• [Your objective]: Look for the string "title" and copy every line that has it.
--- BEGIN ---
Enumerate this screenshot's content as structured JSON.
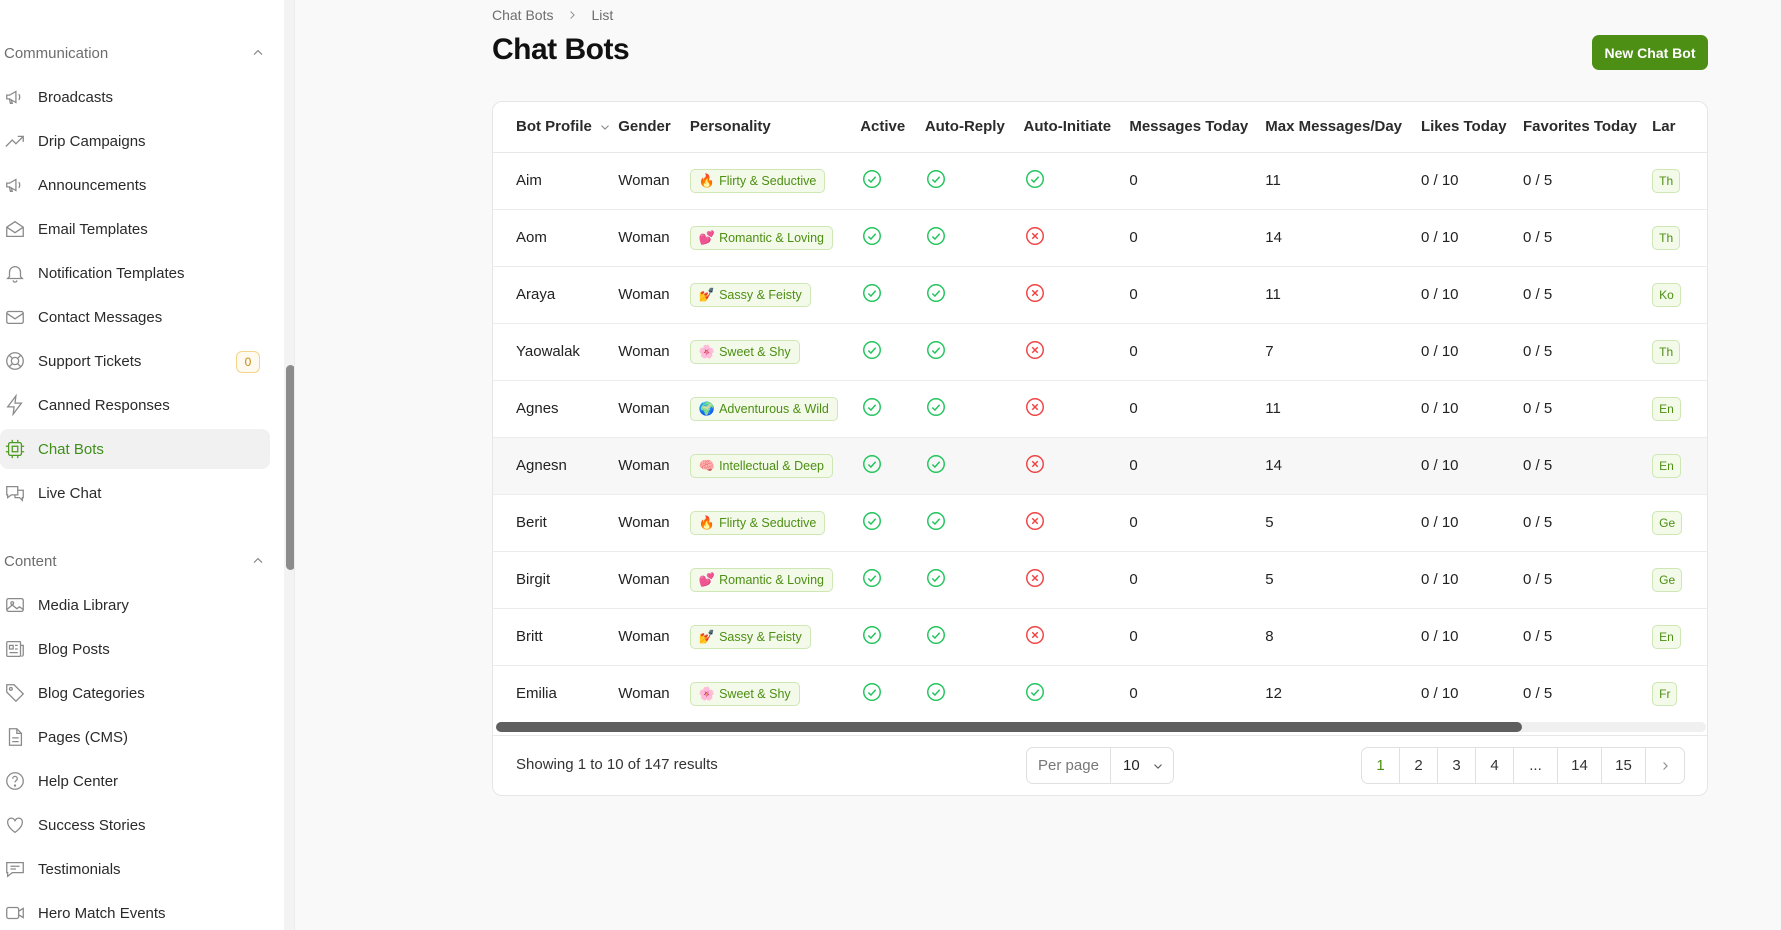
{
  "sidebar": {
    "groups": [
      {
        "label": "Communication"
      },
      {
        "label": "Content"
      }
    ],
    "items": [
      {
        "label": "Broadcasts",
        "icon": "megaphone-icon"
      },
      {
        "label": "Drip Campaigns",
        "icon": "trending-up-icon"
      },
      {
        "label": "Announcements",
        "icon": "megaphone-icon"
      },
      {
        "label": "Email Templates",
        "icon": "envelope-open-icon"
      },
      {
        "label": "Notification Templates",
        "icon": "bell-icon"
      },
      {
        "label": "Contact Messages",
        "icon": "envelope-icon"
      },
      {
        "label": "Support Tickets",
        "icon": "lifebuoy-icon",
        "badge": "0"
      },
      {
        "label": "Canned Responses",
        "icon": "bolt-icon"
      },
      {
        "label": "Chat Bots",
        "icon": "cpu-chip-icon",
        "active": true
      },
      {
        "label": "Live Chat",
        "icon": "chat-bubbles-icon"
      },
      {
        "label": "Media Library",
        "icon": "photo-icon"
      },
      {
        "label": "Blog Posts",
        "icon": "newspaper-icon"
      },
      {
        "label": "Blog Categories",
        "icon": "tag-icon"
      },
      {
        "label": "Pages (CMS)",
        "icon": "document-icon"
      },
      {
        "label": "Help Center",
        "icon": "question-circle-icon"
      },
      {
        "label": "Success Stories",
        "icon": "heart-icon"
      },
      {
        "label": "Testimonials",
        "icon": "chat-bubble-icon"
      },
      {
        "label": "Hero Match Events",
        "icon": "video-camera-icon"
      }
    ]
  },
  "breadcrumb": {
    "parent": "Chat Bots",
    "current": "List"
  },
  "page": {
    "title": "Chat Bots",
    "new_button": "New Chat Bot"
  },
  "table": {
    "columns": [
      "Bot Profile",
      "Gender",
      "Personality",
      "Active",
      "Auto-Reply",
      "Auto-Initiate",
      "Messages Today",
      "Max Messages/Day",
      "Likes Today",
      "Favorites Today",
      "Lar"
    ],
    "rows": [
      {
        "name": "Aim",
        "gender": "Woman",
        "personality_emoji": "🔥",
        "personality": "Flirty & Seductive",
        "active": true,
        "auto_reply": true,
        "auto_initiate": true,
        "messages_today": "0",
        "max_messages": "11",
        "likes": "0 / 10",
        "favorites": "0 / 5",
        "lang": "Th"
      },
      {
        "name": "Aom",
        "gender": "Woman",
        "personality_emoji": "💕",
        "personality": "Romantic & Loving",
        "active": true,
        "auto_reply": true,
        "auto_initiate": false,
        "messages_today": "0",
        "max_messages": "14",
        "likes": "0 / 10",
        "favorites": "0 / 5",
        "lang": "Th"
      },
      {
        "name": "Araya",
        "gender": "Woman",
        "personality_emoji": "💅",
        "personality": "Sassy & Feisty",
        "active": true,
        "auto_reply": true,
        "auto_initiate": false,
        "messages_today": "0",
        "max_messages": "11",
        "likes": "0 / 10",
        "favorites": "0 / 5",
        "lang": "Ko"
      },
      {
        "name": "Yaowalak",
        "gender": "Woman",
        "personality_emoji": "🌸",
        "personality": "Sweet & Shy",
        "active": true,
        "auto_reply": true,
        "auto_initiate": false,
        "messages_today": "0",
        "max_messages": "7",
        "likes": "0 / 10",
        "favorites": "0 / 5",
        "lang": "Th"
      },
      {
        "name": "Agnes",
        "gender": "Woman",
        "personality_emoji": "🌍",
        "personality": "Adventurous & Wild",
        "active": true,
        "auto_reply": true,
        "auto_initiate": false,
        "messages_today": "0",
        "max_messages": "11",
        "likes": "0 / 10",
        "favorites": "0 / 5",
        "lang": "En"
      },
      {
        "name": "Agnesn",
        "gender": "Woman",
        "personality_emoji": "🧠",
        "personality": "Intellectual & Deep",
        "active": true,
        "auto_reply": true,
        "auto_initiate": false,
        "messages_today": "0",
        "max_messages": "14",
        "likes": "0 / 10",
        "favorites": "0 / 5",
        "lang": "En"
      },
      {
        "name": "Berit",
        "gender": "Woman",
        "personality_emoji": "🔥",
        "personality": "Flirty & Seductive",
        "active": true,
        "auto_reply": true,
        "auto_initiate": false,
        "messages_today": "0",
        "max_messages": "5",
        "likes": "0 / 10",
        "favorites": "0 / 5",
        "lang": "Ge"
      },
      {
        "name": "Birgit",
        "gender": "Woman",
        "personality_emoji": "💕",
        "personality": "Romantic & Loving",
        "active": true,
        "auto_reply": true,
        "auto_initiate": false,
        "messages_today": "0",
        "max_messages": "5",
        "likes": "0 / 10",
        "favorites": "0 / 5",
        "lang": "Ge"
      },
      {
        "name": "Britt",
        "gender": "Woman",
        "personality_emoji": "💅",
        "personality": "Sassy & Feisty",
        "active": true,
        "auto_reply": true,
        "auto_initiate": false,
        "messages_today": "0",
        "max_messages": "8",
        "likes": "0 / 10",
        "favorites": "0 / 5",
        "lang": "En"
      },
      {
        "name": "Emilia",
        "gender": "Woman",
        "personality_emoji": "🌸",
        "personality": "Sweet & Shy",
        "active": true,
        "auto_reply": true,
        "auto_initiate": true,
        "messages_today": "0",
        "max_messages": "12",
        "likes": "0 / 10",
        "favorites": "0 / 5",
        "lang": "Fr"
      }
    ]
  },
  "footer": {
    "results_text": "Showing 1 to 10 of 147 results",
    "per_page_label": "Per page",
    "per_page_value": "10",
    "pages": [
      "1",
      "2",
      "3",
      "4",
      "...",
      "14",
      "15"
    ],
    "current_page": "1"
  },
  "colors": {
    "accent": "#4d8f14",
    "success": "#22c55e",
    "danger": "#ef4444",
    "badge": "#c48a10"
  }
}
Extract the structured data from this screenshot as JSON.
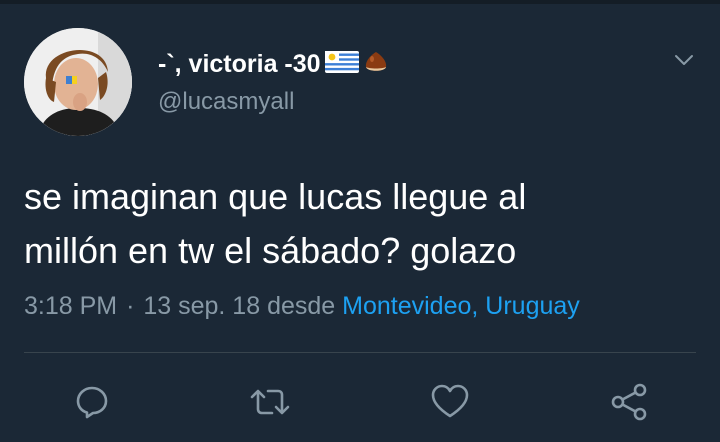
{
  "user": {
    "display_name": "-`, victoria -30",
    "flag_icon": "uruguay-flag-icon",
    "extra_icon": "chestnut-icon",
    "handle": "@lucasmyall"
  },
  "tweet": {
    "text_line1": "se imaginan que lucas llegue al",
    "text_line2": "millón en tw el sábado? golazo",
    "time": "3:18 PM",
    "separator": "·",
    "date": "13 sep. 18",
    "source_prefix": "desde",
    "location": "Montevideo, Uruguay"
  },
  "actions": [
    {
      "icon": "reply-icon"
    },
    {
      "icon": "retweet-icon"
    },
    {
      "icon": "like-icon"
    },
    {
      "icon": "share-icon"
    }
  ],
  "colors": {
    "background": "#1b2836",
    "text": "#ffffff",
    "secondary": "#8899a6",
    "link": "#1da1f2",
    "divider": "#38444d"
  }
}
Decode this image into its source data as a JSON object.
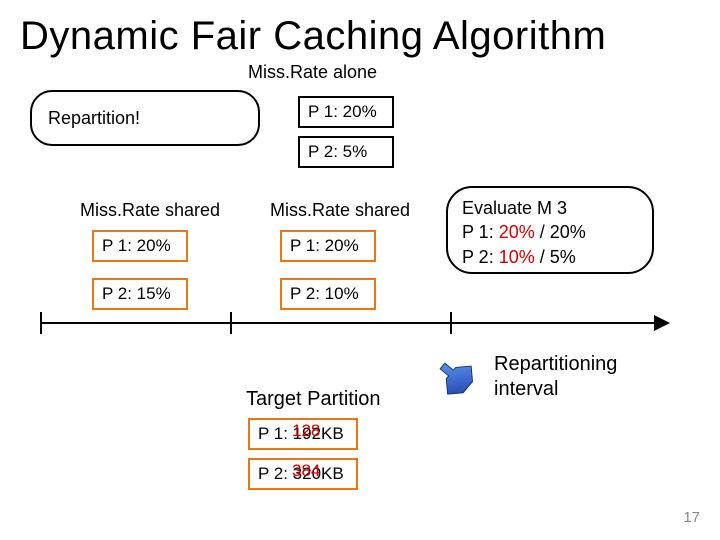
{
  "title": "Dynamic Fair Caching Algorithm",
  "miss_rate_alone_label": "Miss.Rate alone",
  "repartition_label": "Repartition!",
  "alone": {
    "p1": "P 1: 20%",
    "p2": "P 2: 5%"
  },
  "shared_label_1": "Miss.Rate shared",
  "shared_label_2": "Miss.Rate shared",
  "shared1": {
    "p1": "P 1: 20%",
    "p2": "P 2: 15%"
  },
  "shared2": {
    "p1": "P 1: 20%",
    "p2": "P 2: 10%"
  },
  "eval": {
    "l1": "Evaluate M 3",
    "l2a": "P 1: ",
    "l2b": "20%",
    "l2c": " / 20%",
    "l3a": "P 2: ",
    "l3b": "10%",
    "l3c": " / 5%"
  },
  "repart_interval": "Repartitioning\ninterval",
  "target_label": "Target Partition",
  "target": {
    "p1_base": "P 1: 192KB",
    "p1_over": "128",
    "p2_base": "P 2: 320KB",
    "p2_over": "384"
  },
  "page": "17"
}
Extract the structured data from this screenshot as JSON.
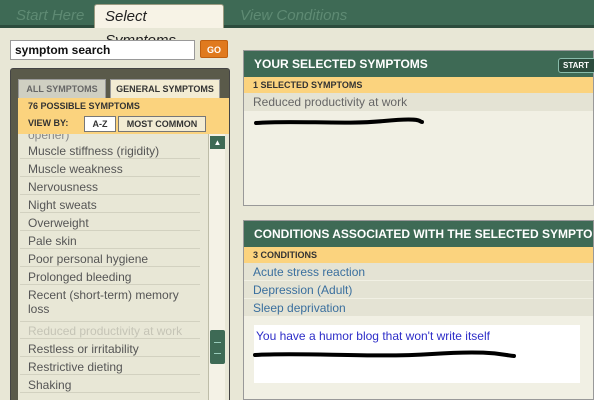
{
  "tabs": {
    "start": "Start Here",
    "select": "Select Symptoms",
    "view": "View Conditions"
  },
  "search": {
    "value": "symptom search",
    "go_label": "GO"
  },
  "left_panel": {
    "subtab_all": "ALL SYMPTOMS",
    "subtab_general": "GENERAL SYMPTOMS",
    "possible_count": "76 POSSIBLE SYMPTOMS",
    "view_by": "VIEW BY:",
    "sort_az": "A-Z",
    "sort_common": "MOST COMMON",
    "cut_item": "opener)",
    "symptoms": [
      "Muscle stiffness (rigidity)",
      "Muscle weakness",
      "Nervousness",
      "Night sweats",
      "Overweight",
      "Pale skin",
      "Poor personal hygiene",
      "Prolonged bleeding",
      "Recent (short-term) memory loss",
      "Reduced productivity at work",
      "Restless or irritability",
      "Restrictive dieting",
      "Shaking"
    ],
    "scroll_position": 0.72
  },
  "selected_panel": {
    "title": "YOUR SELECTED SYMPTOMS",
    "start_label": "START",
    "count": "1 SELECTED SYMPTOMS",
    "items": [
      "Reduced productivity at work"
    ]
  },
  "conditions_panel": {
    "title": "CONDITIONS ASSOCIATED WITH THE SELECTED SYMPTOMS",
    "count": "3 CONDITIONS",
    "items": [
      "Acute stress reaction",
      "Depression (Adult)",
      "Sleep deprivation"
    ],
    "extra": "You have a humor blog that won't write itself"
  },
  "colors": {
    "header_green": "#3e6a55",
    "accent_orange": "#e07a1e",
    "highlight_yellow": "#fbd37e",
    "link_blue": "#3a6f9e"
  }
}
--- END ---
• [Output]:
    "title": "Chat Bots",
  "title": "Dynamic Fair Caching Algorithm",
    "title": "YOUR SELECTED SYMPTOMS",
    "title": "CONDITIONS ASSOCIATED WITH THE SELECTED SYMPTOMS",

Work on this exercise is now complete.